Begin ITEMS
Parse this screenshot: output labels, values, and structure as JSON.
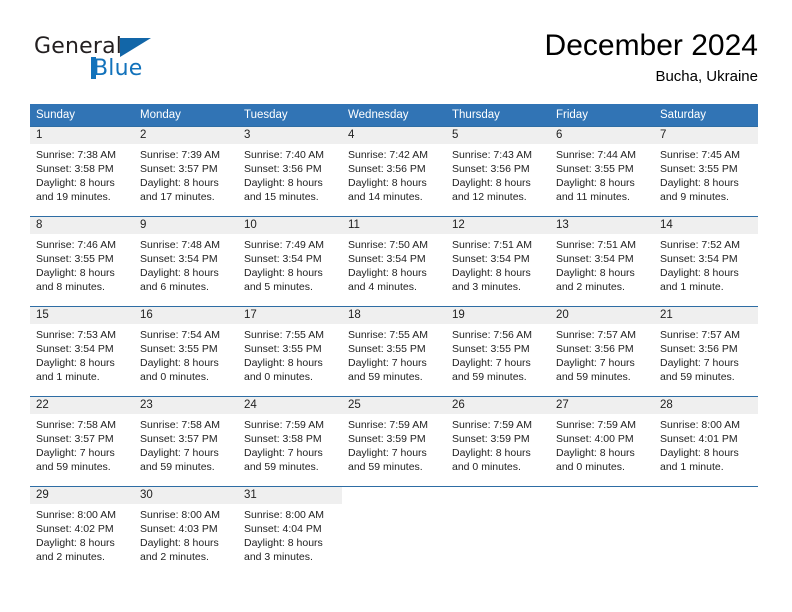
{
  "brand": {
    "name_part1": "General",
    "name_part2": "Blue",
    "logo_icon": "triangle-flag-icon"
  },
  "header": {
    "title": "December 2024",
    "subtitle": "Bucha, Ukraine"
  },
  "colors": {
    "header_blue": "#3174b5",
    "row_divider_blue": "#2e6da4",
    "daynum_strip": "#efefef",
    "brand_blue": "#1272bb",
    "text": "#222222"
  },
  "weekday_headers": [
    "Sunday",
    "Monday",
    "Tuesday",
    "Wednesday",
    "Thursday",
    "Friday",
    "Saturday"
  ],
  "weeks": [
    [
      {
        "day": "1",
        "sunrise": "Sunrise: 7:38 AM",
        "sunset": "Sunset: 3:58 PM",
        "daylight_line1": "Daylight: 8 hours",
        "daylight_line2": "and 19 minutes."
      },
      {
        "day": "2",
        "sunrise": "Sunrise: 7:39 AM",
        "sunset": "Sunset: 3:57 PM",
        "daylight_line1": "Daylight: 8 hours",
        "daylight_line2": "and 17 minutes."
      },
      {
        "day": "3",
        "sunrise": "Sunrise: 7:40 AM",
        "sunset": "Sunset: 3:56 PM",
        "daylight_line1": "Daylight: 8 hours",
        "daylight_line2": "and 15 minutes."
      },
      {
        "day": "4",
        "sunrise": "Sunrise: 7:42 AM",
        "sunset": "Sunset: 3:56 PM",
        "daylight_line1": "Daylight: 8 hours",
        "daylight_line2": "and 14 minutes."
      },
      {
        "day": "5",
        "sunrise": "Sunrise: 7:43 AM",
        "sunset": "Sunset: 3:56 PM",
        "daylight_line1": "Daylight: 8 hours",
        "daylight_line2": "and 12 minutes."
      },
      {
        "day": "6",
        "sunrise": "Sunrise: 7:44 AM",
        "sunset": "Sunset: 3:55 PM",
        "daylight_line1": "Daylight: 8 hours",
        "daylight_line2": "and 11 minutes."
      },
      {
        "day": "7",
        "sunrise": "Sunrise: 7:45 AM",
        "sunset": "Sunset: 3:55 PM",
        "daylight_line1": "Daylight: 8 hours",
        "daylight_line2": "and 9 minutes."
      }
    ],
    [
      {
        "day": "8",
        "sunrise": "Sunrise: 7:46 AM",
        "sunset": "Sunset: 3:55 PM",
        "daylight_line1": "Daylight: 8 hours",
        "daylight_line2": "and 8 minutes."
      },
      {
        "day": "9",
        "sunrise": "Sunrise: 7:48 AM",
        "sunset": "Sunset: 3:54 PM",
        "daylight_line1": "Daylight: 8 hours",
        "daylight_line2": "and 6 minutes."
      },
      {
        "day": "10",
        "sunrise": "Sunrise: 7:49 AM",
        "sunset": "Sunset: 3:54 PM",
        "daylight_line1": "Daylight: 8 hours",
        "daylight_line2": "and 5 minutes."
      },
      {
        "day": "11",
        "sunrise": "Sunrise: 7:50 AM",
        "sunset": "Sunset: 3:54 PM",
        "daylight_line1": "Daylight: 8 hours",
        "daylight_line2": "and 4 minutes."
      },
      {
        "day": "12",
        "sunrise": "Sunrise: 7:51 AM",
        "sunset": "Sunset: 3:54 PM",
        "daylight_line1": "Daylight: 8 hours",
        "daylight_line2": "and 3 minutes."
      },
      {
        "day": "13",
        "sunrise": "Sunrise: 7:51 AM",
        "sunset": "Sunset: 3:54 PM",
        "daylight_line1": "Daylight: 8 hours",
        "daylight_line2": "and 2 minutes."
      },
      {
        "day": "14",
        "sunrise": "Sunrise: 7:52 AM",
        "sunset": "Sunset: 3:54 PM",
        "daylight_line1": "Daylight: 8 hours",
        "daylight_line2": "and 1 minute."
      }
    ],
    [
      {
        "day": "15",
        "sunrise": "Sunrise: 7:53 AM",
        "sunset": "Sunset: 3:54 PM",
        "daylight_line1": "Daylight: 8 hours",
        "daylight_line2": "and 1 minute."
      },
      {
        "day": "16",
        "sunrise": "Sunrise: 7:54 AM",
        "sunset": "Sunset: 3:55 PM",
        "daylight_line1": "Daylight: 8 hours",
        "daylight_line2": "and 0 minutes."
      },
      {
        "day": "17",
        "sunrise": "Sunrise: 7:55 AM",
        "sunset": "Sunset: 3:55 PM",
        "daylight_line1": "Daylight: 8 hours",
        "daylight_line2": "and 0 minutes."
      },
      {
        "day": "18",
        "sunrise": "Sunrise: 7:55 AM",
        "sunset": "Sunset: 3:55 PM",
        "daylight_line1": "Daylight: 7 hours",
        "daylight_line2": "and 59 minutes."
      },
      {
        "day": "19",
        "sunrise": "Sunrise: 7:56 AM",
        "sunset": "Sunset: 3:55 PM",
        "daylight_line1": "Daylight: 7 hours",
        "daylight_line2": "and 59 minutes."
      },
      {
        "day": "20",
        "sunrise": "Sunrise: 7:57 AM",
        "sunset": "Sunset: 3:56 PM",
        "daylight_line1": "Daylight: 7 hours",
        "daylight_line2": "and 59 minutes."
      },
      {
        "day": "21",
        "sunrise": "Sunrise: 7:57 AM",
        "sunset": "Sunset: 3:56 PM",
        "daylight_line1": "Daylight: 7 hours",
        "daylight_line2": "and 59 minutes."
      }
    ],
    [
      {
        "day": "22",
        "sunrise": "Sunrise: 7:58 AM",
        "sunset": "Sunset: 3:57 PM",
        "daylight_line1": "Daylight: 7 hours",
        "daylight_line2": "and 59 minutes."
      },
      {
        "day": "23",
        "sunrise": "Sunrise: 7:58 AM",
        "sunset": "Sunset: 3:57 PM",
        "daylight_line1": "Daylight: 7 hours",
        "daylight_line2": "and 59 minutes."
      },
      {
        "day": "24",
        "sunrise": "Sunrise: 7:59 AM",
        "sunset": "Sunset: 3:58 PM",
        "daylight_line1": "Daylight: 7 hours",
        "daylight_line2": "and 59 minutes."
      },
      {
        "day": "25",
        "sunrise": "Sunrise: 7:59 AM",
        "sunset": "Sunset: 3:59 PM",
        "daylight_line1": "Daylight: 7 hours",
        "daylight_line2": "and 59 minutes."
      },
      {
        "day": "26",
        "sunrise": "Sunrise: 7:59 AM",
        "sunset": "Sunset: 3:59 PM",
        "daylight_line1": "Daylight: 8 hours",
        "daylight_line2": "and 0 minutes."
      },
      {
        "day": "27",
        "sunrise": "Sunrise: 7:59 AM",
        "sunset": "Sunset: 4:00 PM",
        "daylight_line1": "Daylight: 8 hours",
        "daylight_line2": "and 0 minutes."
      },
      {
        "day": "28",
        "sunrise": "Sunrise: 8:00 AM",
        "sunset": "Sunset: 4:01 PM",
        "daylight_line1": "Daylight: 8 hours",
        "daylight_line2": "and 1 minute."
      }
    ],
    [
      {
        "day": "29",
        "sunrise": "Sunrise: 8:00 AM",
        "sunset": "Sunset: 4:02 PM",
        "daylight_line1": "Daylight: 8 hours",
        "daylight_line2": "and 2 minutes."
      },
      {
        "day": "30",
        "sunrise": "Sunrise: 8:00 AM",
        "sunset": "Sunset: 4:03 PM",
        "daylight_line1": "Daylight: 8 hours",
        "daylight_line2": "and 2 minutes."
      },
      {
        "day": "31",
        "sunrise": "Sunrise: 8:00 AM",
        "sunset": "Sunset: 4:04 PM",
        "daylight_line1": "Daylight: 8 hours",
        "daylight_line2": "and 3 minutes."
      },
      {
        "day": "",
        "sunrise": "",
        "sunset": "",
        "daylight_line1": "",
        "daylight_line2": ""
      },
      {
        "day": "",
        "sunrise": "",
        "sunset": "",
        "daylight_line1": "",
        "daylight_line2": ""
      },
      {
        "day": "",
        "sunrise": "",
        "sunset": "",
        "daylight_line1": "",
        "daylight_line2": ""
      },
      {
        "day": "",
        "sunrise": "",
        "sunset": "",
        "daylight_line1": "",
        "daylight_line2": ""
      }
    ]
  ]
}
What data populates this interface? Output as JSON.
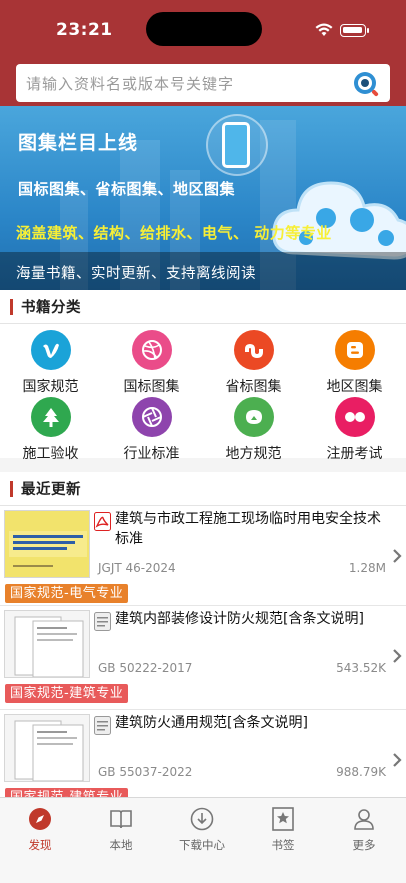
{
  "status_bar": {
    "time": "23:21"
  },
  "search": {
    "placeholder": "请输入资料名或版本号关键字"
  },
  "banner": {
    "title": "图集栏目上线",
    "line1": "国标图集、省标图集、地区图集",
    "line2": "涵盖建筑、结构、给排水、电气、 动力等专业",
    "footer": "海量书籍、实时更新、支持离线阅读"
  },
  "categories_section": {
    "title": "书籍分类",
    "items": [
      {
        "label": "国家规范",
        "icon": "vimeo-icon",
        "color": "#1aa3d8"
      },
      {
        "label": "国标图集",
        "icon": "dribbble-icon",
        "color": "#ea4c89"
      },
      {
        "label": "省标图集",
        "icon": "stumbleupon-icon",
        "color": "#eb4924"
      },
      {
        "label": "地区图集",
        "icon": "blogger-icon",
        "color": "#f57d00"
      },
      {
        "label": "施工验收",
        "icon": "tree-icon",
        "color": "#2fa84f"
      },
      {
        "label": "行业标准",
        "icon": "aperture-icon",
        "color": "#8e44ad"
      },
      {
        "label": "地方规范",
        "icon": "houzz-icon",
        "color": "#4caf50"
      },
      {
        "label": "注册考试",
        "icon": "flickr-icon",
        "color": "#e91e63"
      }
    ]
  },
  "recent_section": {
    "title": "最近更新",
    "items": [
      {
        "title": "建筑与市政工程施工现场临时用电安全技术标准",
        "code": "JGJT 46-2024",
        "size": "1.28M",
        "tag": "国家规范-电气专业",
        "tag_color": "#e8812b",
        "doc_type": "pdf-icon"
      },
      {
        "title": "建筑内部装修设计防火规范[含条文说明]",
        "code": "GB 50222-2017",
        "size": "543.52K",
        "tag": "国家规范-建筑专业",
        "tag_color": "#e85a5a",
        "doc_type": "document-icon"
      },
      {
        "title": "建筑防火通用规范[含条文说明]",
        "code": "GB 55037-2022",
        "size": "988.79K",
        "tag": "国家规范-建筑专业",
        "tag_color": "#e85a5a",
        "doc_type": "document-icon"
      }
    ]
  },
  "tabbar": {
    "items": [
      {
        "label": "发现",
        "icon": "compass-icon",
        "active": true
      },
      {
        "label": "本地",
        "icon": "book-icon",
        "active": false
      },
      {
        "label": "下载中心",
        "icon": "download-icon",
        "active": false
      },
      {
        "label": "书签",
        "icon": "bookmark-icon",
        "active": false
      },
      {
        "label": "更多",
        "icon": "user-icon",
        "active": false
      }
    ]
  }
}
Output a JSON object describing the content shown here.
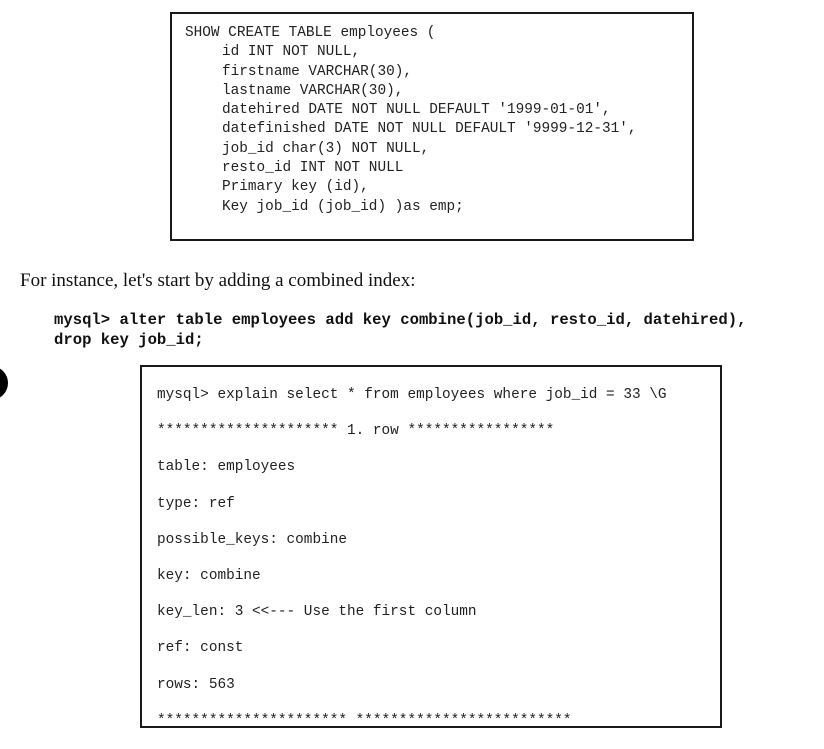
{
  "create_table_box": {
    "lines": [
      {
        "text": "SHOW CREATE TABLE employees (",
        "indent": false
      },
      {
        "text": "id INT NOT NULL,",
        "indent": true
      },
      {
        "text": "firstname VARCHAR(30),",
        "indent": true
      },
      {
        "text": "lastname VARCHAR(30),",
        "indent": true
      },
      {
        "text": "datehired DATE NOT NULL DEFAULT '1999-01-01',",
        "indent": true
      },
      {
        "text": "datefinished DATE NOT NULL DEFAULT '9999-12-31',",
        "indent": true
      },
      {
        "text": "job_id char(3) NOT NULL,",
        "indent": true
      },
      {
        "text": "resto_id INT NOT NULL",
        "indent": true
      },
      {
        "text": "Primary key (id),",
        "indent": true
      },
      {
        "text": "Key job_id (job_id) )as emp;",
        "indent": true
      }
    ]
  },
  "paragraph": "For instance, let's start by adding a combined index:",
  "command": {
    "line1": "mysql> alter table employees add key combine(job_id, resto_id, datehired),",
    "line2": "drop key job_id;"
  },
  "explain_box": {
    "lines": [
      "mysql> explain select * from employees where job_id = 33 \\G",
      "********************* 1. row *****************",
      "table: employees",
      "type: ref",
      "possible_keys: combine",
      "key: combine",
      "key_len: 3 <<--- Use the first column",
      "ref: const",
      "rows: 563",
      "********************** *************************"
    ]
  }
}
End ITEMS
• [WHAT YOU NEED TO DO]: Pick out the lines containing the string "datehired".

• [RESPONSE TO THIS EXERCISE]:
        "text": "datehired DATE NOT NULL DEFAULT '1999-01-01',",
    "line1": "mysql> alter table employees add key combine(job_id, resto_id, datehired),",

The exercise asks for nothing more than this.